--- START OF Listed entries ---

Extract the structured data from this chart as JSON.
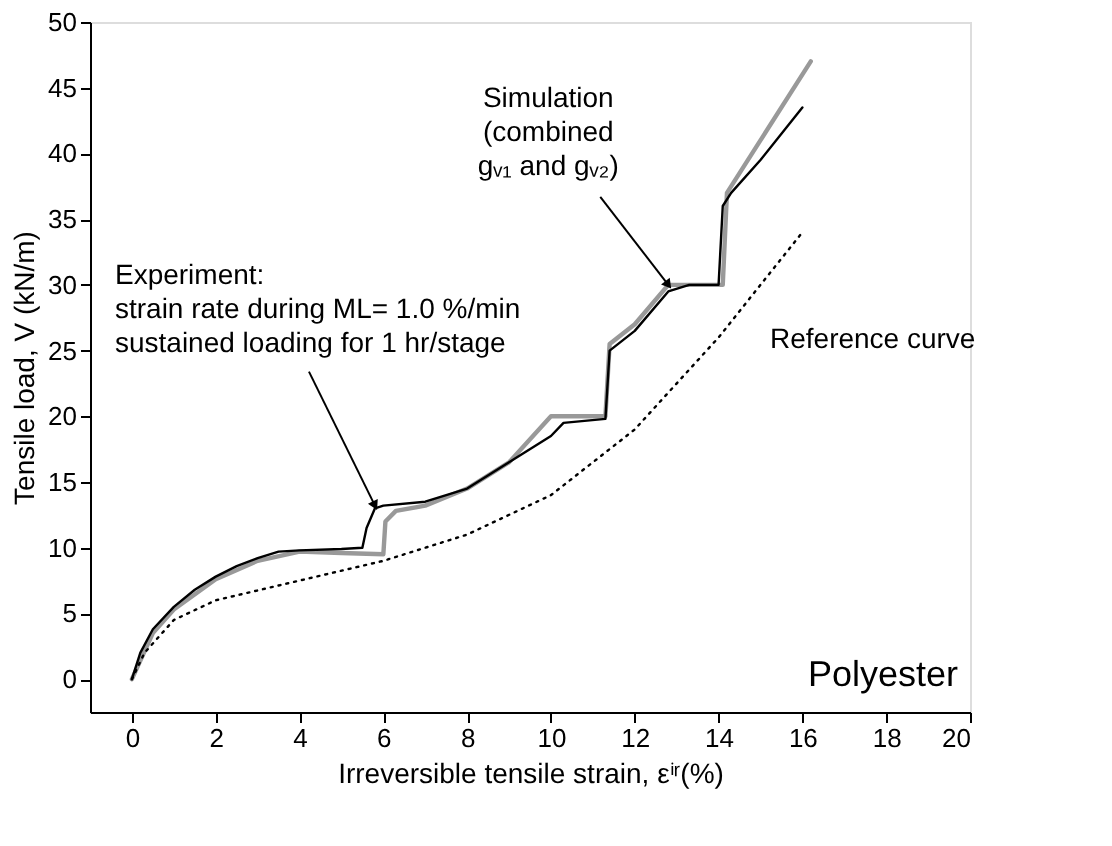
{
  "chart_data": {
    "type": "line",
    "xlabel": "Irreversible tensile strain, εⁱʳ(%)",
    "ylabel": "Tensile load, V (kN/m)",
    "xlim": [
      -1,
      20
    ],
    "xticks": [
      0,
      2,
      4,
      6,
      8,
      10,
      12,
      14,
      16,
      18,
      20
    ],
    "ylim": [
      -2.5,
      50
    ],
    "yticks": [
      0,
      5,
      10,
      15,
      20,
      25,
      30,
      35,
      40,
      45,
      50
    ],
    "grid": false,
    "legend": false,
    "marker": "none",
    "series": [
      {
        "color": "#999999",
        "line_style": "solid",
        "x": [
          0,
          0.5,
          1,
          2,
          3,
          4,
          5,
          6,
          6.05,
          6.3,
          7,
          8,
          9,
          10,
          11.3,
          11.4,
          12,
          12.8,
          14.1,
          14.2,
          16.2
        ],
        "values": [
          0,
          3.5,
          5.3,
          7.6,
          9,
          9.7,
          9.6,
          9.5,
          12,
          12.8,
          13.2,
          14.5,
          16.5,
          20,
          20,
          25.5,
          27,
          30,
          30,
          37,
          47
        ]
      },
      {
        "color": "#000000",
        "line_style": "solid",
        "x": [
          0,
          0.2,
          0.5,
          1,
          1.5,
          2,
          2.5,
          3,
          3.5,
          4,
          5,
          5.5,
          5.6,
          5.8,
          6,
          7,
          8,
          9,
          10,
          10.3,
          11.3,
          11.4,
          12,
          12.8,
          13.3,
          14,
          14.1,
          14.3,
          15,
          16
        ],
        "values": [
          0,
          2,
          3.8,
          5.5,
          6.8,
          7.8,
          8.6,
          9.2,
          9.7,
          9.8,
          9.9,
          10,
          11.5,
          13,
          13.2,
          13.5,
          14.5,
          16.5,
          18.5,
          19.5,
          19.8,
          25,
          26.5,
          29.5,
          30,
          30,
          36,
          37,
          39.5,
          43.5
        ]
      },
      {
        "color": "#000000",
        "line_style": "dotted",
        "x": [
          0,
          0.3,
          1,
          2,
          4,
          6,
          8,
          10,
          12,
          14,
          16
        ],
        "values": [
          0,
          2,
          4.5,
          6,
          7.5,
          9,
          11,
          14,
          19,
          26,
          34
        ]
      }
    ],
    "annotations": [
      {
        "text": "Experiment:\nstrain rate during ML= 1.0 %/min\nsustained loading for 1 hr/stage",
        "x": 5.8,
        "y": 13.2
      },
      {
        "text": "Simulation\n(combined\ngᵥ₁ and gᵥ₂)",
        "x": 12.8,
        "y": 30
      },
      "Reference curve",
      "Polyester"
    ]
  }
}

--- END OF Listed entries ---

▸ Objective: Every record is to be reproduced exactly, with no pictures included.

▸ Exercise response:
Extract the structured data from this chart as JSON.
{
  "chart_data": {
    "type": "line",
    "xlabel": "Irreversible tensile strain, εⁱʳ(%)",
    "ylabel": "Tensile load, V (kN/m)",
    "xlim": [
      -1,
      20
    ],
    "xticks": [
      0,
      2,
      4,
      6,
      8,
      10,
      12,
      14,
      16,
      18,
      20
    ],
    "ylim": [
      -2.5,
      50
    ],
    "yticks": [
      0,
      5,
      10,
      15,
      20,
      25,
      30,
      35,
      40,
      45,
      50
    ],
    "grid": false,
    "legend": false,
    "marker": "none",
    "series": [
      {
        "color": "#999999",
        "line_style": "solid",
        "x": [
          0,
          0.5,
          1,
          2,
          3,
          4,
          5,
          6,
          6.05,
          6.3,
          7,
          8,
          9,
          10,
          11.3,
          11.4,
          12,
          12.8,
          14.1,
          14.2,
          16.2
        ],
        "values": [
          0,
          3.5,
          5.3,
          7.6,
          9,
          9.7,
          9.6,
          9.5,
          12,
          12.8,
          13.2,
          14.5,
          16.5,
          20,
          20,
          25.5,
          27,
          30,
          30,
          37,
          47
        ]
      },
      {
        "color": "#000000",
        "line_style": "solid",
        "x": [
          0,
          0.2,
          0.5,
          1,
          1.5,
          2,
          2.5,
          3,
          3.5,
          4,
          5,
          5.5,
          5.6,
          5.8,
          6,
          7,
          8,
          9,
          10,
          10.3,
          11.3,
          11.4,
          12,
          12.8,
          13.3,
          14,
          14.1,
          14.3,
          15,
          16
        ],
        "values": [
          0,
          2,
          3.8,
          5.5,
          6.8,
          7.8,
          8.6,
          9.2,
          9.7,
          9.8,
          9.9,
          10,
          11.5,
          13,
          13.2,
          13.5,
          14.5,
          16.5,
          18.5,
          19.5,
          19.8,
          25,
          26.5,
          29.5,
          30,
          30,
          36,
          37,
          39.5,
          43.5
        ]
      },
      {
        "color": "#000000",
        "line_style": "dotted",
        "x": [
          0,
          0.3,
          1,
          2,
          4,
          6,
          8,
          10,
          12,
          14,
          16
        ],
        "values": [
          0,
          2,
          4.5,
          6,
          7.5,
          9,
          11,
          14,
          19,
          26,
          34
        ]
      }
    ],
    "annotations": [
      {
        "text": "Experiment:\nstrain rate during ML= 1.0 %/min\nsustained loading for 1 hr/stage",
        "x": 5.8,
        "y": 13.2
      },
      {
        "text": "Simulation\n(combined\ngᵥ₁ and gᵥ₂)",
        "x": 12.8,
        "y": 30
      },
      "Reference curve",
      "Polyester"
    ]
  }
}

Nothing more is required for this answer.